#### What to produce:
Report how many lines in the listing below include the word "JSON". Write nothing besides the number.

#### Records shown:
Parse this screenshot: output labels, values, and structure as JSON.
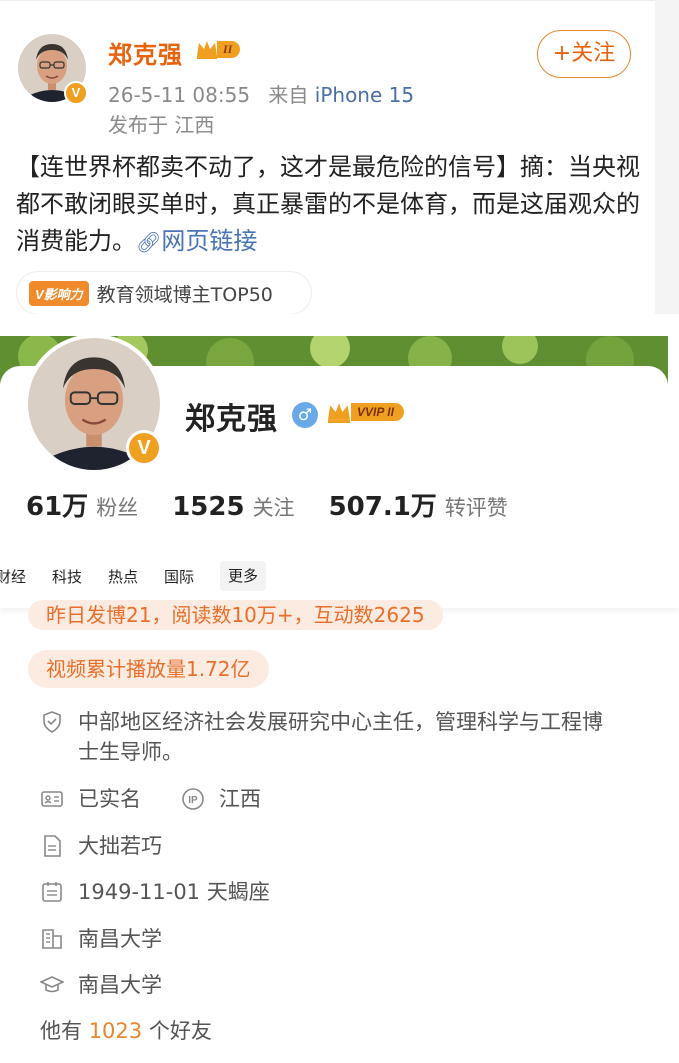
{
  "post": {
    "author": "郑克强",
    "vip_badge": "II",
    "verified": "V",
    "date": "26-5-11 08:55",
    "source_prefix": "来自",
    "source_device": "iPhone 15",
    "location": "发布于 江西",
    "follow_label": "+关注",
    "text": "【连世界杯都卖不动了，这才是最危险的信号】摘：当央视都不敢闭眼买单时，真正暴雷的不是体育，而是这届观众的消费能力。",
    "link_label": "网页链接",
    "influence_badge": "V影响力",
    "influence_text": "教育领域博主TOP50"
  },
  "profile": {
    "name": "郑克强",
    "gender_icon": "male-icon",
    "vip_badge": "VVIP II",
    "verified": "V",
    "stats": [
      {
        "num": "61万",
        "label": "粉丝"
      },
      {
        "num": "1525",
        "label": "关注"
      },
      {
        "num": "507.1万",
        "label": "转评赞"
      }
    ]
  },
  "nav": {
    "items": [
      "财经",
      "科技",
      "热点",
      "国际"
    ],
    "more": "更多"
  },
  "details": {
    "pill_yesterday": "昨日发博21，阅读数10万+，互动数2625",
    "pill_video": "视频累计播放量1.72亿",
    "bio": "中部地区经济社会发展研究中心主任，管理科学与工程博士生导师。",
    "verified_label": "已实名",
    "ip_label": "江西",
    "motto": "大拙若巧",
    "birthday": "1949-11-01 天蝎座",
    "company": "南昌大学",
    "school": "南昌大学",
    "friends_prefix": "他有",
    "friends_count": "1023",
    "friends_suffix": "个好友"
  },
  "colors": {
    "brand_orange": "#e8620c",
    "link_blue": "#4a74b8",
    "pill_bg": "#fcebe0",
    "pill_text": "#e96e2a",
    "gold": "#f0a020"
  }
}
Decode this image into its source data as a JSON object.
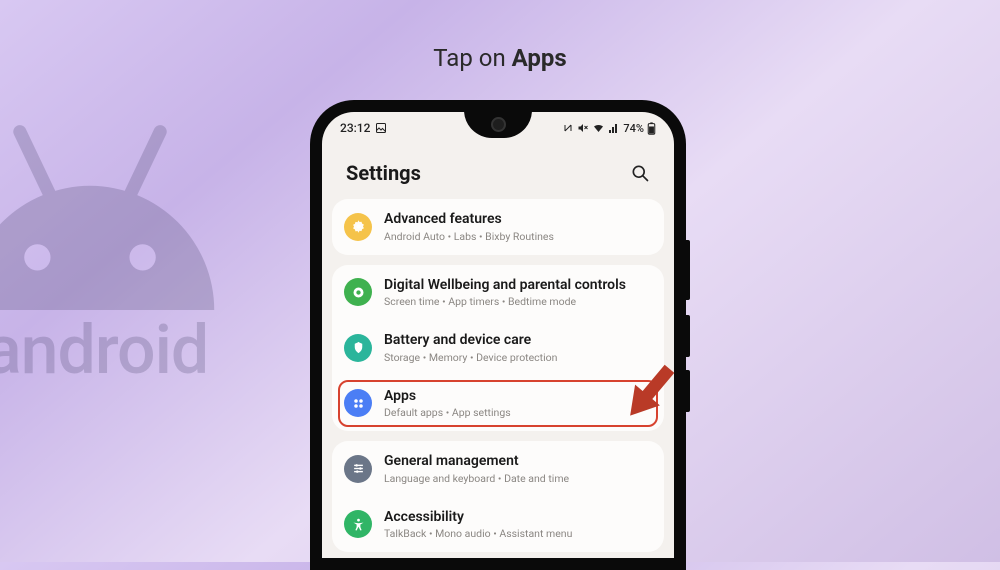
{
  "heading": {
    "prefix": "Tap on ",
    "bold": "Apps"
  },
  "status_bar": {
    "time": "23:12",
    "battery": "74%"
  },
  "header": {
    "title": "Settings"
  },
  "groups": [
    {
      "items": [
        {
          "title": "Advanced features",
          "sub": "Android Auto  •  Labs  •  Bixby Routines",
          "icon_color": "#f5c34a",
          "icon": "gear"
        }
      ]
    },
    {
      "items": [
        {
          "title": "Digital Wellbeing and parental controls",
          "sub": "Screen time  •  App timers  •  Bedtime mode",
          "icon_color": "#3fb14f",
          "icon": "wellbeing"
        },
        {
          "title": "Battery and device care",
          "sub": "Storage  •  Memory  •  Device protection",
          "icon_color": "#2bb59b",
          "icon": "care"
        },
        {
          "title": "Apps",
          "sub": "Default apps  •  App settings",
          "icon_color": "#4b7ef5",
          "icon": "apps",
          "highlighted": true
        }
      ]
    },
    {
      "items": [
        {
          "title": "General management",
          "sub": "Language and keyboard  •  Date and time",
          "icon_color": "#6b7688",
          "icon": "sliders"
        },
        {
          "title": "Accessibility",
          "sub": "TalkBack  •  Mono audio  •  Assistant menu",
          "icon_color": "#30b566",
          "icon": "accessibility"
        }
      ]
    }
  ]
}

#### In response:
2